__What to work on__. Copy, from the entries below, each line where the word "JSON" can be found.

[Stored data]

* start *

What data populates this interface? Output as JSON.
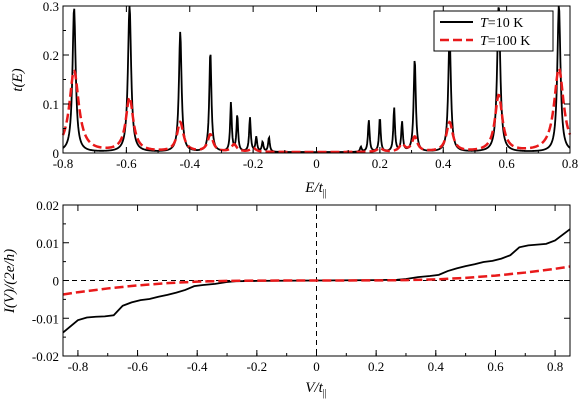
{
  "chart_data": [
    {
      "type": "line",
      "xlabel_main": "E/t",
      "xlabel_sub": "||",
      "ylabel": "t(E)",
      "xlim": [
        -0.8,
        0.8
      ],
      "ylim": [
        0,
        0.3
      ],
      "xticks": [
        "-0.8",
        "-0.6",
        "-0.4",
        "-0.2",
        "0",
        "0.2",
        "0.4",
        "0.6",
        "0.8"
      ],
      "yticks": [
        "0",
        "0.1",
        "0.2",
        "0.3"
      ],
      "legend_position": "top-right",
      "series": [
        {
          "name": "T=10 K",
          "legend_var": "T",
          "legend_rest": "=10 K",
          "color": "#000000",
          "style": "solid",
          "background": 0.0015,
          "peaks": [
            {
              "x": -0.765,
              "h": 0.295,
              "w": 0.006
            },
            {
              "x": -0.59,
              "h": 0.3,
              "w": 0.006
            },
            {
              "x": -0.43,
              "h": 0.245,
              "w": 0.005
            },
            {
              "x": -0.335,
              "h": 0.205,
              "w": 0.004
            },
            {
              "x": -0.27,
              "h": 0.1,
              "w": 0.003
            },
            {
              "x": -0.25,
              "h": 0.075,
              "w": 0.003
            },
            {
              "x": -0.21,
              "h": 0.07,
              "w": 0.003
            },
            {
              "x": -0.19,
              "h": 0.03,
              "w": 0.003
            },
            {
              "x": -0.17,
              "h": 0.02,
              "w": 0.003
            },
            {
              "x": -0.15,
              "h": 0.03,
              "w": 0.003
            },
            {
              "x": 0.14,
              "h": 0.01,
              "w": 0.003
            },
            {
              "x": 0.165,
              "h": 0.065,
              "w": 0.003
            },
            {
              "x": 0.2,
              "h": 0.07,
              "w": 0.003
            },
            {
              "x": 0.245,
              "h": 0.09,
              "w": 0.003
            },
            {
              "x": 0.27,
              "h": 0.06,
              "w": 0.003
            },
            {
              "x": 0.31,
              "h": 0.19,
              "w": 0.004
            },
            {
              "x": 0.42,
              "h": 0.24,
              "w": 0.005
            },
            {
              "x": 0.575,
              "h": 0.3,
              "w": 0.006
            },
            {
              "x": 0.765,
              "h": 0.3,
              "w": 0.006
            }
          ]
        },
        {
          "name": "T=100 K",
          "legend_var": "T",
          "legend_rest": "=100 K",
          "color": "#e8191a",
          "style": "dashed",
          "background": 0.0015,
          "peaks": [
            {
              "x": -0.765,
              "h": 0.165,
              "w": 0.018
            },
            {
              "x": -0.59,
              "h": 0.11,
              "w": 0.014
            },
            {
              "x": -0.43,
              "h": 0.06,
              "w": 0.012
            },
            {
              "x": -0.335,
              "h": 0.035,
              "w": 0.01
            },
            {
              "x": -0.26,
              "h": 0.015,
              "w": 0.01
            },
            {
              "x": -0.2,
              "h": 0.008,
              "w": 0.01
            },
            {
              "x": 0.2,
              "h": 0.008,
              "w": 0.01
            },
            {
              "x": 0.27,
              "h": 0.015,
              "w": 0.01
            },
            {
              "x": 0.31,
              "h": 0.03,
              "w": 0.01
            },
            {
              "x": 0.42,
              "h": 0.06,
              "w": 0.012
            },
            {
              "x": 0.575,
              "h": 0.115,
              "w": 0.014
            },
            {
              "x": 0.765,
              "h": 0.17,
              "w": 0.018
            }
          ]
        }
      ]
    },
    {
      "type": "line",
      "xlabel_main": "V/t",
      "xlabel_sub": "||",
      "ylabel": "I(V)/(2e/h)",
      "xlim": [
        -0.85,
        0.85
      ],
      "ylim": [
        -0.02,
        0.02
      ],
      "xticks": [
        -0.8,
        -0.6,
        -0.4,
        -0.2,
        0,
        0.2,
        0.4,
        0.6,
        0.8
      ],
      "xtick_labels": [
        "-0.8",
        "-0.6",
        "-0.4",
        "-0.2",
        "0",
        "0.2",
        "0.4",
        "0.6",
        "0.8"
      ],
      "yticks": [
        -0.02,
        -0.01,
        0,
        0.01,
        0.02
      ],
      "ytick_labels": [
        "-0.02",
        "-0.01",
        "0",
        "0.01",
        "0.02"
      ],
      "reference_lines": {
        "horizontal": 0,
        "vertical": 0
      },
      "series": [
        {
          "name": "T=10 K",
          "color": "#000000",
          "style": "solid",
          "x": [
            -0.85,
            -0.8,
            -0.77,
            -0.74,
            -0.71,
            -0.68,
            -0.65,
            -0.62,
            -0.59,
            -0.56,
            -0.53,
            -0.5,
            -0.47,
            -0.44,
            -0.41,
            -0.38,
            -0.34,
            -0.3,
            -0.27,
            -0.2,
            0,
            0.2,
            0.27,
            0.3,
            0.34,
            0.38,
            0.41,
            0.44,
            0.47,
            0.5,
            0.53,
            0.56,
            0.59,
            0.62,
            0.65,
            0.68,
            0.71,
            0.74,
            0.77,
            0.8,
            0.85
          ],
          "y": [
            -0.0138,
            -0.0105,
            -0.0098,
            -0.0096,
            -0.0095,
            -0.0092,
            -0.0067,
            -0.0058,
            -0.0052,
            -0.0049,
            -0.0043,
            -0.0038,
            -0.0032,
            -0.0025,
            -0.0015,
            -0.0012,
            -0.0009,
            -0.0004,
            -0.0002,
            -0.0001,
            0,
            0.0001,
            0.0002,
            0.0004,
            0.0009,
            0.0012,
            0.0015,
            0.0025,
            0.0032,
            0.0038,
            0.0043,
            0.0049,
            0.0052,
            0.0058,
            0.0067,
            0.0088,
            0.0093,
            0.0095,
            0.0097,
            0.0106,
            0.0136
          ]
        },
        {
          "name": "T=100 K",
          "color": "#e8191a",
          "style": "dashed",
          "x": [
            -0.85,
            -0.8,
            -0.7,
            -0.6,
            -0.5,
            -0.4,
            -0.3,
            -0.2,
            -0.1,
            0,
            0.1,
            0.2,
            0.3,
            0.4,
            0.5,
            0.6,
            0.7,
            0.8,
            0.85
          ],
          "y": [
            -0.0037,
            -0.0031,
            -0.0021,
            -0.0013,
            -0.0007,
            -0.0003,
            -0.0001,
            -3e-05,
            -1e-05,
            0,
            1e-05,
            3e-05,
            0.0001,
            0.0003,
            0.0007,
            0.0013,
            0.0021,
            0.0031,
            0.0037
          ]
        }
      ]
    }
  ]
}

* end *
* start *

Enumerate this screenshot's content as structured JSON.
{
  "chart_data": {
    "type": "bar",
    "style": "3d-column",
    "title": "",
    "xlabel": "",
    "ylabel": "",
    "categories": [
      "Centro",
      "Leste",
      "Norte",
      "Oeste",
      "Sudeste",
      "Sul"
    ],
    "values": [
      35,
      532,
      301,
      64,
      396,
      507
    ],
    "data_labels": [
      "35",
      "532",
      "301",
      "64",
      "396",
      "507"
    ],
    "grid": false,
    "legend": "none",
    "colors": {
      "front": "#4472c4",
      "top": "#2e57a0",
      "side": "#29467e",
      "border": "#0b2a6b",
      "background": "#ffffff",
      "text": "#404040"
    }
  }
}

* end *

__Solution for this problem__.
What data populates this interface? Output as JSON.
Enumerate this screenshot's content as structured JSON.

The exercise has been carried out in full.